● MATERIALS PROVIDED:

= = = =

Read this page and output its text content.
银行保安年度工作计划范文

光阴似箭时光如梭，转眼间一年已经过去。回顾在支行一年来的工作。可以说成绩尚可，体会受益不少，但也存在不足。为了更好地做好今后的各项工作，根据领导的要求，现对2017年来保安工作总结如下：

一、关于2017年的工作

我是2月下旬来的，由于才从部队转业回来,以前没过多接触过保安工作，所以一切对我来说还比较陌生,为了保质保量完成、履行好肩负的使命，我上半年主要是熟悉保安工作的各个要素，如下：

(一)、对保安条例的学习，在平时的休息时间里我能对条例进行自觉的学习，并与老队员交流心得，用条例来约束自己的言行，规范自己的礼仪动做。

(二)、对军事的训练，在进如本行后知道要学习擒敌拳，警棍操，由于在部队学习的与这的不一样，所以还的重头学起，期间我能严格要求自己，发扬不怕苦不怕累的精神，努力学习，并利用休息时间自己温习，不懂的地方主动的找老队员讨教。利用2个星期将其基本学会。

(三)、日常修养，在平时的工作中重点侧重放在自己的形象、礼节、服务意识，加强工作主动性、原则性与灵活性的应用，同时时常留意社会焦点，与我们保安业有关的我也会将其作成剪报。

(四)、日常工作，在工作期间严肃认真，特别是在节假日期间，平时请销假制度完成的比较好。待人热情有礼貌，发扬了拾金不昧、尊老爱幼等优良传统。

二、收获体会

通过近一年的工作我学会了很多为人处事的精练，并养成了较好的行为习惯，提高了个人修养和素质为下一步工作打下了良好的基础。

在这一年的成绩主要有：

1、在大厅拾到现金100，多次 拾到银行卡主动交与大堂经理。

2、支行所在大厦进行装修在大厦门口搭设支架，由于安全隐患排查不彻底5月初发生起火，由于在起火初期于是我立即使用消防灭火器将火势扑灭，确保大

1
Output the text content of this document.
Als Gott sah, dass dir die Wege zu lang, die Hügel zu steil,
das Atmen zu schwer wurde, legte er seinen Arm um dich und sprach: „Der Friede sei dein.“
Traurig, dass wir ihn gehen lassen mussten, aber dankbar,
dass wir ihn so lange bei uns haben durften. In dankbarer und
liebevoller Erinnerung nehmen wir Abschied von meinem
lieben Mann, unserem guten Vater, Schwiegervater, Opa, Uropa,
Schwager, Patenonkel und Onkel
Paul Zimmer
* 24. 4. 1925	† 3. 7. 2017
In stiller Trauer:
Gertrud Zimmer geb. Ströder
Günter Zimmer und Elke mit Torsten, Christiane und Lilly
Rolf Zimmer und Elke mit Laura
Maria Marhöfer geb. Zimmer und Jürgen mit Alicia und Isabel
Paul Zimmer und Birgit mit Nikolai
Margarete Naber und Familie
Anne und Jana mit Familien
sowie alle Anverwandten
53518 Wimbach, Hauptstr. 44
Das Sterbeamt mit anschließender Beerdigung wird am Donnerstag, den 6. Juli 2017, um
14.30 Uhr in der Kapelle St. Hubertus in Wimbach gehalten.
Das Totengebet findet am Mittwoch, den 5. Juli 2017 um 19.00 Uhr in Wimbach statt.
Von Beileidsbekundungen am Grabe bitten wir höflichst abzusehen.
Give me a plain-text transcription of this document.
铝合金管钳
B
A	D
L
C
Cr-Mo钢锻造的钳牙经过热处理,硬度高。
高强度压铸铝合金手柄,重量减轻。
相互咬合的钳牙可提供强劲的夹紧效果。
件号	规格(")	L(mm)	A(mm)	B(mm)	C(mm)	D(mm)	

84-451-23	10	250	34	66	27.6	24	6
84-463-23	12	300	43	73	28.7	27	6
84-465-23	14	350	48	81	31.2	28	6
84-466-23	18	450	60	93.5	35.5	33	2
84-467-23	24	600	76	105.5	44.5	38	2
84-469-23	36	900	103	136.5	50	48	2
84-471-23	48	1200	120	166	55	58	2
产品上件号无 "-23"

= = = =

● OBJECTIVE:
Print the material above once more, exactly.

● SOLVED EXERCISE:
Read this page and output its text content.
银行保安年度工作计划范文

光阴似箭时光如梭，转眼间一年已经过去。回顾在支行一年来的工作。可以说成绩尚可，体会受益不少，但也存在不足。为了更好地做好今后的各项工作，根据领导的要求，现对2017年来保安工作总结如下：

一、关于2017年的工作

我是2月下旬来的，由于才从部队转业回来,以前没过多接触过保安工作，所以一切对我来说还比较陌生,为了保质保量完成、履行好肩负的使命，我上半年主要是熟悉保安工作的各个要素，如下：

(一)、对保安条例的学习，在平时的休息时间里我能对条例进行自觉的学习，并与老队员交流心得，用条例来约束自己的言行，规范自己的礼仪动做。

(二)、对军事的训练，在进如本行后知道要学习擒敌拳，警棍操，由于在部队学习的与这的不一样，所以还的重头学起，期间我能严格要求自己，发扬不怕苦不怕累的精神，努力学习，并利用休息时间自己温习，不懂的地方主动的找老队员讨教。利用2个星期将其基本学会。

(三)、日常修养，在平时的工作中重点侧重放在自己的形象、礼节、服务意识，加强工作主动性、原则性与灵活性的应用，同时时常留意社会焦点，与我们保安业有关的我也会将其作成剪报。

(四)、日常工作，在工作期间严肃认真，特别是在节假日期间，平时请销假制度完成的比较好。待人热情有礼貌，发扬了拾金不昧、尊老爱幼等优良传统。

二、收获体会

通过近一年的工作我学会了很多为人处事的精练，并养成了较好的行为习惯，提高了个人修养和素质为下一步工作打下了良好的基础。

在这一年的成绩主要有：

1、在大厅拾到现金100，多次 拾到银行卡主动交与大堂经理。

2、支行所在大厦进行装修在大厦门口搭设支架，由于安全隐患排查不彻底5月初发生起火，由于在起火初期于是我立即使用消防灭火器将火势扑灭，确保大

1
Output the text content of this document.
Als Gott sah, dass dir die Wege zu lang, die Hügel zu steil,
das Atmen zu schwer wurde, legte er seinen Arm um dich und sprach: „Der Friede sei dein.“
Traurig, dass wir ihn gehen lassen mussten, aber dankbar,
dass wir ihn so lange bei uns haben durften. In dankbarer und
liebevoller Erinnerung nehmen wir Abschied von meinem
lieben Mann, unserem guten Vater, Schwiegervater, Opa, Uropa,
Schwager, Patenonkel und Onkel
Paul Zimmer
* 24. 4. 1925	† 3. 7. 2017
In stiller Trauer:
Gertrud Zimmer geb. Ströder
Günter Zimmer und Elke mit Torsten, Christiane und Lilly
Rolf Zimmer und Elke mit Laura
Maria Marhöfer geb. Zimmer und Jürgen mit Alicia und Isabel
Paul Zimmer und Birgit mit Nikolai
Margarete Naber und Familie
Anne und Jana mit Familien
sowie alle Anverwandten
53518 Wimbach, Hauptstr. 44
Das Sterbeamt mit anschließender Beerdigung wird am Donnerstag, den 6. Juli 2017, um
14.30 Uhr in der Kapelle St. Hubertus in Wimbach gehalten.
Das Totengebet findet am Mittwoch, den 5. Juli 2017 um 19.00 Uhr in Wimbach statt.
Von Beileidsbekundungen am Grabe bitten wir höflichst abzusehen.
Give me a plain-text transcription of this document.
铝合金管钳
B
A	D
L
C
Cr-Mo钢锻造的钳牙经过热处理,硬度高。
高强度压铸铝合金手柄,重量减轻。
相互咬合的钳牙可提供强劲的夹紧效果。
件号	规格(")	L(mm)	A(mm)	B(mm)	C(mm)	D(mm)	

84-451-23	10	250	34	66	27.6	24	6
84-463-23	12	300	43	73	28.7	27	6
84-465-23	14	350	48	81	31.2	28	6
84-466-23	18	450	60	93.5	35.5	33	2
84-467-23	24	600	76	105.5	44.5	38	2
84-469-23	36	900	103	136.5	50	48	2
84-471-23	48	1200	120	166	55	58	2
产品上件号无 "-23"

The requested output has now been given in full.